**Problem to work on**
Leave out the pictures; transcribe all else exactly.

Chart and figure data:

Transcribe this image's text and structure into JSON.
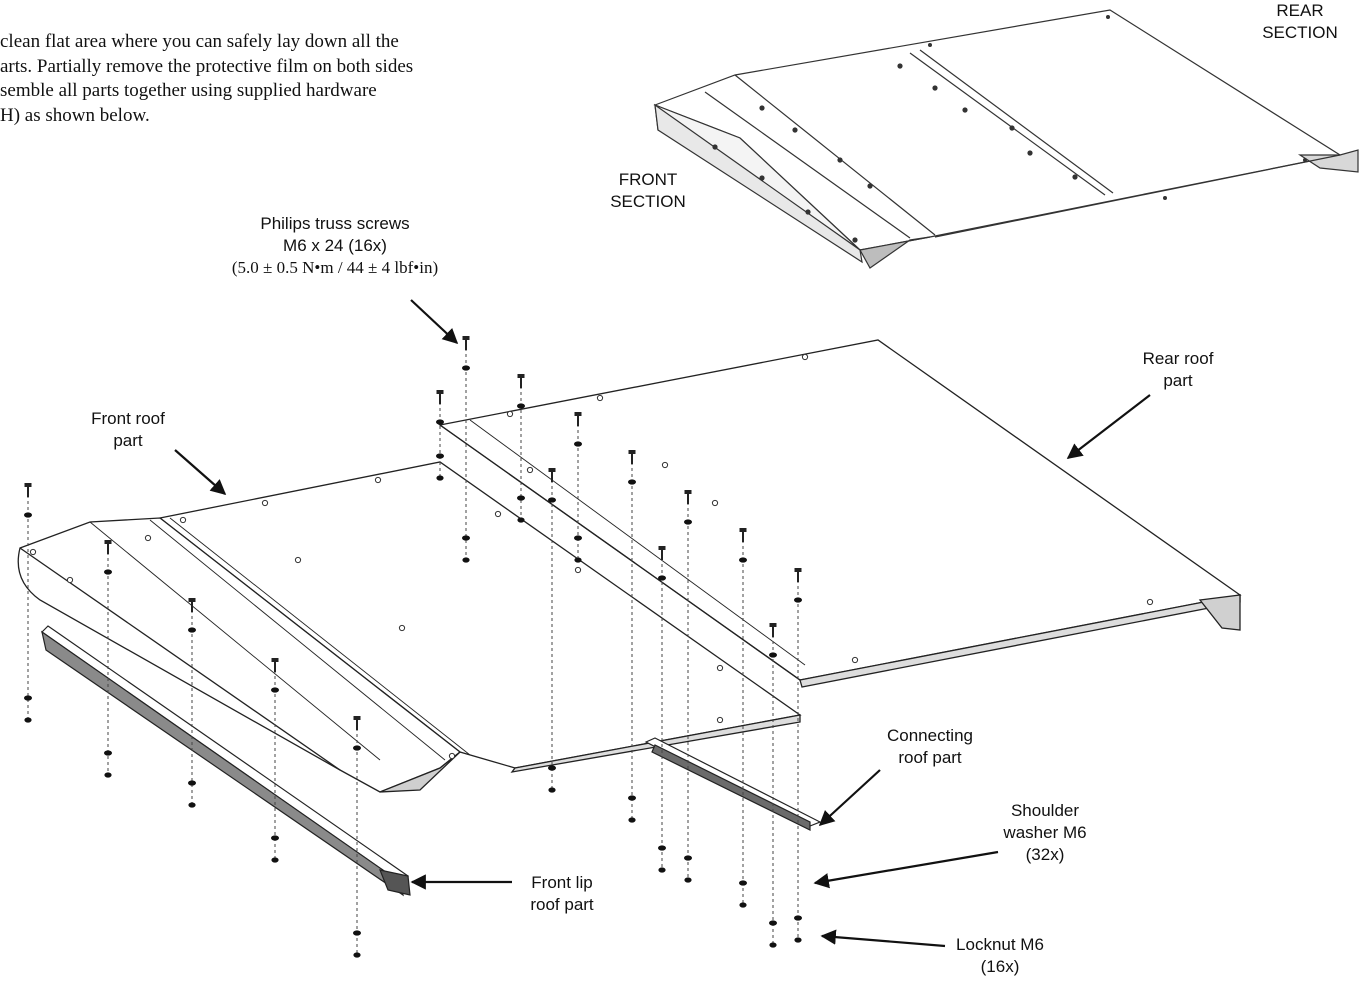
{
  "intro": {
    "lines": [
      "clean flat area where you can safely lay down all the",
      "arts.  Partially remove the protective film on both sides",
      "semble all parts together using supplied hardware",
      "H) as shown below."
    ]
  },
  "labels": {
    "rear_section": [
      "REAR",
      "SECTION"
    ],
    "front_section": [
      "FRONT",
      "SECTION"
    ],
    "screws": [
      "Philips truss screws",
      "M6 x 24 (16x)",
      "(5.0 ± 0.5 N•m / 44 ± 4 lbf•in)"
    ],
    "rear_roof": [
      "Rear roof",
      "part"
    ],
    "front_roof": [
      "Front roof",
      "part"
    ],
    "connecting_roof": [
      "Connecting",
      "roof part"
    ],
    "shoulder_washer": [
      "Shoulder",
      "washer M6",
      "(32x)"
    ],
    "front_lip": [
      "Front lip",
      "roof part"
    ],
    "locknut": [
      "Locknut M6",
      "(16x)"
    ]
  },
  "colors": {
    "line": "#222222",
    "panel": "#ffffff",
    "shade": "#cfcfcf",
    "dark": "#555555"
  }
}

**Exercise output**
Transcribe this image's text and structure into JSON.
{
  "intro": {
    "lines": [
      "clean flat area where you can safely lay down all the",
      "arts.  Partially remove the protective film on both sides",
      "semble all parts together using supplied hardware",
      "H) as shown below."
    ]
  },
  "labels": {
    "rear_section": [
      "REAR",
      "SECTION"
    ],
    "front_section": [
      "FRONT",
      "SECTION"
    ],
    "screws": [
      "Philips truss screws",
      "M6 x 24 (16x)",
      "(5.0 ± 0.5 N•m / 44 ± 4 lbf•in)"
    ],
    "rear_roof": [
      "Rear roof",
      "part"
    ],
    "front_roof": [
      "Front roof",
      "part"
    ],
    "connecting_roof": [
      "Connecting",
      "roof part"
    ],
    "shoulder_washer": [
      "Shoulder",
      "washer M6",
      "(32x)"
    ],
    "front_lip": [
      "Front lip",
      "roof part"
    ],
    "locknut": [
      "Locknut M6",
      "(16x)"
    ]
  },
  "colors": {
    "line": "#222222",
    "panel": "#ffffff",
    "shade": "#cfcfcf",
    "dark": "#555555"
  }
}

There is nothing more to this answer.